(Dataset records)
/---

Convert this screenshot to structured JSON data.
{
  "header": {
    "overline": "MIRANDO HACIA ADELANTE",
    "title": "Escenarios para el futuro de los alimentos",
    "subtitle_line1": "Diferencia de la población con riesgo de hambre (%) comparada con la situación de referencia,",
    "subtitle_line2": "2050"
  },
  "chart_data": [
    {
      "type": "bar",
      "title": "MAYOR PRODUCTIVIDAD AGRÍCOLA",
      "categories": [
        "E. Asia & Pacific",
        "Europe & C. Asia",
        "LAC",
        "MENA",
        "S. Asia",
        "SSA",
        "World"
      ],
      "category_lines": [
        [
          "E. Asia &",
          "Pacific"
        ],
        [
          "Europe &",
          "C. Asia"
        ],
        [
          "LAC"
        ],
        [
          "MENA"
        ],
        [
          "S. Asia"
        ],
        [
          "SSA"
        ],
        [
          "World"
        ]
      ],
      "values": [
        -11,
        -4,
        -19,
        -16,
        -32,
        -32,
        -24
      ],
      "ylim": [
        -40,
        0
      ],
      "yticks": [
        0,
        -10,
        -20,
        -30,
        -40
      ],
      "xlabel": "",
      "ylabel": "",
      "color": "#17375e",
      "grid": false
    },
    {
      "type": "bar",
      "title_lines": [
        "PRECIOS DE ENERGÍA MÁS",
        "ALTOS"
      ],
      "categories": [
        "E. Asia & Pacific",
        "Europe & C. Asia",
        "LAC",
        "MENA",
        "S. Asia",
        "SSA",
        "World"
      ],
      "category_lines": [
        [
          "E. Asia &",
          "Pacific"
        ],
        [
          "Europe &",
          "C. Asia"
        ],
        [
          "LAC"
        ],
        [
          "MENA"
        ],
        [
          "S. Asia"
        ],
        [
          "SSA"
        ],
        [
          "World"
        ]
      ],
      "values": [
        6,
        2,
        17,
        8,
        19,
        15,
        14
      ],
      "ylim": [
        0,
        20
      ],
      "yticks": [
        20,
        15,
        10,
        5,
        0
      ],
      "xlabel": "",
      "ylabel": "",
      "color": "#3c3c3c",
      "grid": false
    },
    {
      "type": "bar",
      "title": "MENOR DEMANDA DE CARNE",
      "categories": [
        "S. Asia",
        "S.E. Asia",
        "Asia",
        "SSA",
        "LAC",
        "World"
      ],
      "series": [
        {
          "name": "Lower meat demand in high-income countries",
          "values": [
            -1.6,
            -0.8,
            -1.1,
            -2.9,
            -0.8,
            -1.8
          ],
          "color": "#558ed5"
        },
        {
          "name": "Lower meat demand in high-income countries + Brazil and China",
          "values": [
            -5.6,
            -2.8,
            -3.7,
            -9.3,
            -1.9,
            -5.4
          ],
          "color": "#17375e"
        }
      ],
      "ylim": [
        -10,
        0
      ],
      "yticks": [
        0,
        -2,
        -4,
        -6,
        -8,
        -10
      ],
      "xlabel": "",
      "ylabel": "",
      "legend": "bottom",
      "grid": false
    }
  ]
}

\---

# Problem to solve:
How many lines in these records hold the string "high"? Reply with the number alone.

# Right answer:
2